• What you are asked to do
Find the lines with the string "JSON" and return them.

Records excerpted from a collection

******

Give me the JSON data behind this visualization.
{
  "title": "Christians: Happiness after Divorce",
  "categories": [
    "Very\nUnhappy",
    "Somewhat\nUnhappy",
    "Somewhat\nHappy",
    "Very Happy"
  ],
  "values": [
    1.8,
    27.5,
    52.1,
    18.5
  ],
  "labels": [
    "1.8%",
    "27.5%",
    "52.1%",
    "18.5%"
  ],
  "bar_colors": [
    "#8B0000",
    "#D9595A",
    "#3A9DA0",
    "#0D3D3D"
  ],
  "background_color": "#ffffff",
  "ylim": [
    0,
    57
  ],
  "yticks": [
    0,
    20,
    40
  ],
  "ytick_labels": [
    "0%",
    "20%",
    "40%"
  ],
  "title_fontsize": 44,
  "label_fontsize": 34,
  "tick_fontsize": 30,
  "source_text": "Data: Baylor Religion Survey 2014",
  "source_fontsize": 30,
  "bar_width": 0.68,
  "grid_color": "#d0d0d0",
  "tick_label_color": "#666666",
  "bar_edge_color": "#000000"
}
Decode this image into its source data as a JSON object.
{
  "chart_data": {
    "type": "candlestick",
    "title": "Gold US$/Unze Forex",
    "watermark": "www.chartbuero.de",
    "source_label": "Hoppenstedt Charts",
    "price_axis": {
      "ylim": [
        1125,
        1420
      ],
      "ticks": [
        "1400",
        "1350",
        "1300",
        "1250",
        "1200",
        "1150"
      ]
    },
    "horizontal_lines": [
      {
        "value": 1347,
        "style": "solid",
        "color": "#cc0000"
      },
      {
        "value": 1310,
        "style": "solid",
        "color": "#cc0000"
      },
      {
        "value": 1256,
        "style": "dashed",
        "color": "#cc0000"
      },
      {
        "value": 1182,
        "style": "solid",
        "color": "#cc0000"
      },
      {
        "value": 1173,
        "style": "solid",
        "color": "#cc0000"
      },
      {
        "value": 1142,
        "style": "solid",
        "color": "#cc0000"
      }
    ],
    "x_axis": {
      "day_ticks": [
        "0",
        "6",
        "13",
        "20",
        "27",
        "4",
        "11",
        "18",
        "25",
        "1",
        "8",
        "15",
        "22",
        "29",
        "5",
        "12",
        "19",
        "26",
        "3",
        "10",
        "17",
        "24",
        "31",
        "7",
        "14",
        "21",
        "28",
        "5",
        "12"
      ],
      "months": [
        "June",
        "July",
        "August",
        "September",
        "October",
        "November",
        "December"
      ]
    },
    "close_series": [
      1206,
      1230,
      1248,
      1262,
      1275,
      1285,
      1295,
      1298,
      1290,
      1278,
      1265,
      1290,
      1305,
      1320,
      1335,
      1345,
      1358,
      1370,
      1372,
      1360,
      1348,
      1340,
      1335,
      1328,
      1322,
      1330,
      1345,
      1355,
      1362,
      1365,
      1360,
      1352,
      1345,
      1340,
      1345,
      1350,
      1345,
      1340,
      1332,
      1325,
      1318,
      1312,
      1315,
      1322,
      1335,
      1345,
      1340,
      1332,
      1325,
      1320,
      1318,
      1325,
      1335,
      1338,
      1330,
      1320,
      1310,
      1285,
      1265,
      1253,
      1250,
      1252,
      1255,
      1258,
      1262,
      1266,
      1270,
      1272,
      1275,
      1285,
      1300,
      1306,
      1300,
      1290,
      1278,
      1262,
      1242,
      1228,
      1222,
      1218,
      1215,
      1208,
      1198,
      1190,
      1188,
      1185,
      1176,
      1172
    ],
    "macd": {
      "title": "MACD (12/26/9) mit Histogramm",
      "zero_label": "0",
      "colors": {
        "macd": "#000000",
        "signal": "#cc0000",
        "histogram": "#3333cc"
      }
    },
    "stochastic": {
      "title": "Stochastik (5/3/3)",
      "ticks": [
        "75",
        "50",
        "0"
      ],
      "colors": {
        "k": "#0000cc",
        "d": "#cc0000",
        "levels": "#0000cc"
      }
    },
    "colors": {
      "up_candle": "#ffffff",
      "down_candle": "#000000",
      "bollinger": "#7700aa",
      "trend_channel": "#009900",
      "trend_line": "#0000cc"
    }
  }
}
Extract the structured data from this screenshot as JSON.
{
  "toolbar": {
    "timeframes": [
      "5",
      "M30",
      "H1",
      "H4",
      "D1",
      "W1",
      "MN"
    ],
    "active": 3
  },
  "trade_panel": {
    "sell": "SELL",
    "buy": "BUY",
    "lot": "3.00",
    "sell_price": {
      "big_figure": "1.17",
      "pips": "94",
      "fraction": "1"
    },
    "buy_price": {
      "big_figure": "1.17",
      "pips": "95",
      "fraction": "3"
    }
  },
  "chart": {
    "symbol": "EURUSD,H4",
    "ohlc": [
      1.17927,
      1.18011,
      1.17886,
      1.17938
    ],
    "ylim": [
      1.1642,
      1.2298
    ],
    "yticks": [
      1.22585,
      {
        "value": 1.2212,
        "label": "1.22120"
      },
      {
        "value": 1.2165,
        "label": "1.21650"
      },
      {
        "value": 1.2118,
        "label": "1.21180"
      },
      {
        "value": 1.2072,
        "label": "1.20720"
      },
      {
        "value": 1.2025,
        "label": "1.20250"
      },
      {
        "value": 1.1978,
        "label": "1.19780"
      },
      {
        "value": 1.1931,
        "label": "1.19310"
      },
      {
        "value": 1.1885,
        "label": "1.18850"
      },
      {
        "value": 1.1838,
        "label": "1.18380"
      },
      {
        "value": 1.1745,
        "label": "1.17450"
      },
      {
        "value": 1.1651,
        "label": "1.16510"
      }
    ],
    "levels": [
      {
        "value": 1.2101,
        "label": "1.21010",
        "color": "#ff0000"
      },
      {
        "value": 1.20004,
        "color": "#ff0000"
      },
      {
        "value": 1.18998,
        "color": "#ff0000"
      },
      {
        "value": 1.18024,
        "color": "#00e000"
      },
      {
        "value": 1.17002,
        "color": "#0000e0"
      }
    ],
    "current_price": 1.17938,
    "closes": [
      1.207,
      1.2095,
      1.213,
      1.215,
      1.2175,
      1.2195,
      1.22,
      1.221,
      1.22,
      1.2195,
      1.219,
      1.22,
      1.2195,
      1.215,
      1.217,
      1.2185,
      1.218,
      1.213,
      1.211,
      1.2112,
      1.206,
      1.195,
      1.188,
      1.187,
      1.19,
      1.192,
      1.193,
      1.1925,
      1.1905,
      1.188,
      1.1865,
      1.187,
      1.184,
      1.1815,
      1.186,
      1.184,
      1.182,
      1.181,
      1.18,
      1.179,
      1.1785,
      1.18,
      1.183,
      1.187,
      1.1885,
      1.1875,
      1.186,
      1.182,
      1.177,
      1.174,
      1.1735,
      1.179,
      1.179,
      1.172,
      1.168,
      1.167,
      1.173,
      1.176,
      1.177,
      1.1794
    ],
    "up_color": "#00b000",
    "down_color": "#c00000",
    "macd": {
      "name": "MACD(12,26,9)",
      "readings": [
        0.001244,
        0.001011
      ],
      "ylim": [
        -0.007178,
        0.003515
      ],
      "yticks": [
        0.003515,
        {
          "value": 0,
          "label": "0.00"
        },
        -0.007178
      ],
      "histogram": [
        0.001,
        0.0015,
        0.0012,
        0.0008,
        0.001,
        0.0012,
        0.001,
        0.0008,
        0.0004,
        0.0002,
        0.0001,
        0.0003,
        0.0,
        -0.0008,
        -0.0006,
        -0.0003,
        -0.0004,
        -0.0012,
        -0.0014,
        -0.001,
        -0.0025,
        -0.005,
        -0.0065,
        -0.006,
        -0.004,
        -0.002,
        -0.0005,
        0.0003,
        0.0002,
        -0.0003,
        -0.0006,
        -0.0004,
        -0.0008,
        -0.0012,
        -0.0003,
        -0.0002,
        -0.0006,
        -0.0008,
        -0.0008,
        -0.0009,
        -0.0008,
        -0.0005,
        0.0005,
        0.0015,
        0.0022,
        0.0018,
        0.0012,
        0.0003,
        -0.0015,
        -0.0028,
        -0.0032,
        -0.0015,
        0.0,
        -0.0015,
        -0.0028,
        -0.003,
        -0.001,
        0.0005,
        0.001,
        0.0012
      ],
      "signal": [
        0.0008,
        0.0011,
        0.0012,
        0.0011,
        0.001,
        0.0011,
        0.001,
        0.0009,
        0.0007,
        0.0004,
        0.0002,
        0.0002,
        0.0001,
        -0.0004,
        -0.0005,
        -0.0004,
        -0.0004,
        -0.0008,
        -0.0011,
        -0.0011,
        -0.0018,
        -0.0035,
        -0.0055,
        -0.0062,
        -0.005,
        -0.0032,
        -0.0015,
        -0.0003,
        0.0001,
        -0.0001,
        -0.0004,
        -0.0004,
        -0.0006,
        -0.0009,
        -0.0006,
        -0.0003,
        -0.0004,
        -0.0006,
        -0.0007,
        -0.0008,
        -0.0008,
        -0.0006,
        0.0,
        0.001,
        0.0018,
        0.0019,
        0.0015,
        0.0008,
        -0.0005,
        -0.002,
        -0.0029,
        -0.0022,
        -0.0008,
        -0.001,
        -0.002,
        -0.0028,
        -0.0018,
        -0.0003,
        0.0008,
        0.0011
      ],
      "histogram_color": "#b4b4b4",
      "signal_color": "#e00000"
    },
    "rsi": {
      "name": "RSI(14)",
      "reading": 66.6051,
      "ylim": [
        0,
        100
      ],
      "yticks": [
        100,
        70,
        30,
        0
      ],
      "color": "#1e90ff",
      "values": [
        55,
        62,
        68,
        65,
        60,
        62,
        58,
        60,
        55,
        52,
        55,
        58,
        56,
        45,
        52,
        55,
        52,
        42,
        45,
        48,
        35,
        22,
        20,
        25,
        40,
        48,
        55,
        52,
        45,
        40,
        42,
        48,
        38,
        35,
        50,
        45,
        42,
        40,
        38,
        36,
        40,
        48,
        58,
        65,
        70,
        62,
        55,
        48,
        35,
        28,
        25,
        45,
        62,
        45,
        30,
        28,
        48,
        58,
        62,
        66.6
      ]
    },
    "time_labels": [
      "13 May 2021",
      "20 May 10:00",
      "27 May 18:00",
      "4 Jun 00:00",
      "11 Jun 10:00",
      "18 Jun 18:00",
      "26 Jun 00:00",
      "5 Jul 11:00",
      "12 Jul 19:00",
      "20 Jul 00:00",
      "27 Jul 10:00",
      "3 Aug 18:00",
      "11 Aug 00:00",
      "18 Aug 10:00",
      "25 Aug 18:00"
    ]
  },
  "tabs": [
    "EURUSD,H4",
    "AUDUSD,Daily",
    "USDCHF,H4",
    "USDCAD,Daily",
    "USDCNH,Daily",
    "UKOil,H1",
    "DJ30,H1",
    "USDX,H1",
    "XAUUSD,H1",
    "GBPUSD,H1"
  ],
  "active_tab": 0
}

******

• Expected answer
Give me the JSON data behind this visualization.
Decode this image into its source data as a JSON object.
Extract the structured data from this screenshot as JSON.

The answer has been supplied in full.